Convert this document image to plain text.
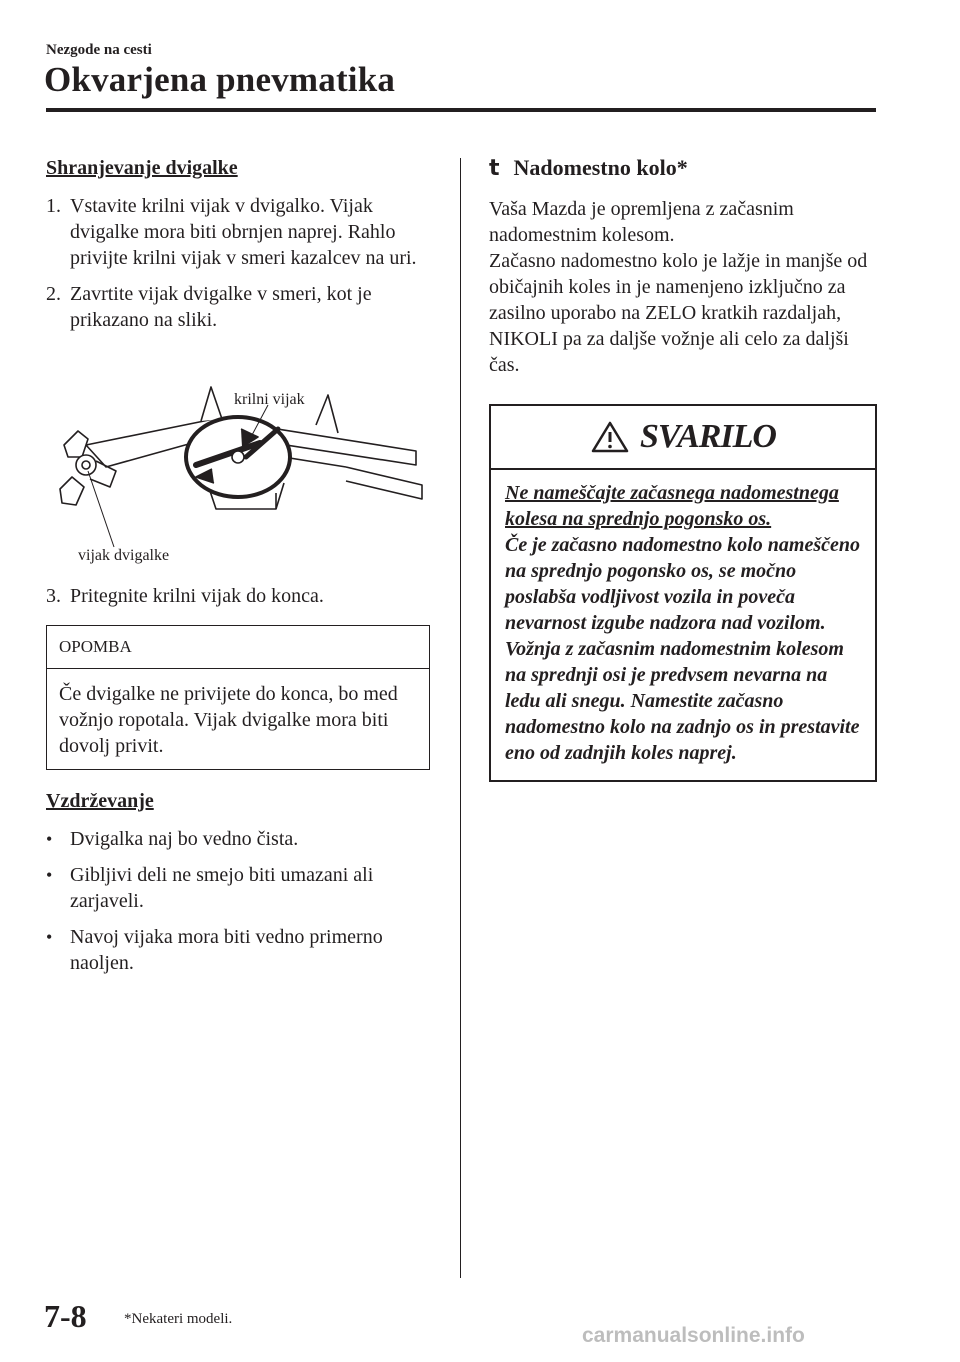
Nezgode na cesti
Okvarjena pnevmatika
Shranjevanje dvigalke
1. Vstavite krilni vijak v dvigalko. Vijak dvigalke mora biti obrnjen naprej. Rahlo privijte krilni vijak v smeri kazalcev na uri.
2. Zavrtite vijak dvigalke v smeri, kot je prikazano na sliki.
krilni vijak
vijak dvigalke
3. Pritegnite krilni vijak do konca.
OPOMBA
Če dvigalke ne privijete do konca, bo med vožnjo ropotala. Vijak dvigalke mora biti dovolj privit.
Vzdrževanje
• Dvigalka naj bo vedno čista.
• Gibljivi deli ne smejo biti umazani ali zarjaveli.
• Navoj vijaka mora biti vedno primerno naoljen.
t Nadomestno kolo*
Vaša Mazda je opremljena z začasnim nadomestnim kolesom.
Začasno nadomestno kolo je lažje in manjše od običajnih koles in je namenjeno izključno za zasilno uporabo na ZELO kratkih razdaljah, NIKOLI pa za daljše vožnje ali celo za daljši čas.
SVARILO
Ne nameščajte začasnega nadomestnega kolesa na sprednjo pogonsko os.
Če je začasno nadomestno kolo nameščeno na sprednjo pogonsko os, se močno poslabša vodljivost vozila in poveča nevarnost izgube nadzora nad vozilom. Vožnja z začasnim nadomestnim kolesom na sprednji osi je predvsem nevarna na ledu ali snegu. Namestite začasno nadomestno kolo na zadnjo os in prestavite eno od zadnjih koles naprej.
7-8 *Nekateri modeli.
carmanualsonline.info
--
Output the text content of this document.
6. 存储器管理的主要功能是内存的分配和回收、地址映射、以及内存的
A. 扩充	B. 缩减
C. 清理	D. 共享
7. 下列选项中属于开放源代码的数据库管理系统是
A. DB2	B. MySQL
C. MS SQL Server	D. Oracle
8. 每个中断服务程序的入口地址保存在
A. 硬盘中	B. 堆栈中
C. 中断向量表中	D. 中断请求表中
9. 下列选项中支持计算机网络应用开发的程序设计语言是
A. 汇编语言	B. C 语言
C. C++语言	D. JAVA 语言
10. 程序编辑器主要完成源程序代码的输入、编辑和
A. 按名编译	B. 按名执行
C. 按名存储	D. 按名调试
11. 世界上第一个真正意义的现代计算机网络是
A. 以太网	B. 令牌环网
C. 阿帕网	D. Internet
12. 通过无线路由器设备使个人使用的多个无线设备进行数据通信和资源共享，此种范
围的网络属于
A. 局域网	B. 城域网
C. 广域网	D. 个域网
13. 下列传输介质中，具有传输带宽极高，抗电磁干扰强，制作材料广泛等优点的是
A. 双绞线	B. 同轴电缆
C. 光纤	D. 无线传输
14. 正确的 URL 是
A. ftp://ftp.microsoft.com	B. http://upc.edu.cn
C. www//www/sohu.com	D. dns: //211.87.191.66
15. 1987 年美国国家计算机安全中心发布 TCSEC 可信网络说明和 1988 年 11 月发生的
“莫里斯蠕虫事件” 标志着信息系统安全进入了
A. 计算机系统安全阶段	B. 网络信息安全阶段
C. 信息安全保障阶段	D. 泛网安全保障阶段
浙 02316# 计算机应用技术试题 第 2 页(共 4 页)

*Exercise prompt*
Give the number of lines where the string "mora" occurs, without any further text.

*Answer for the task*
3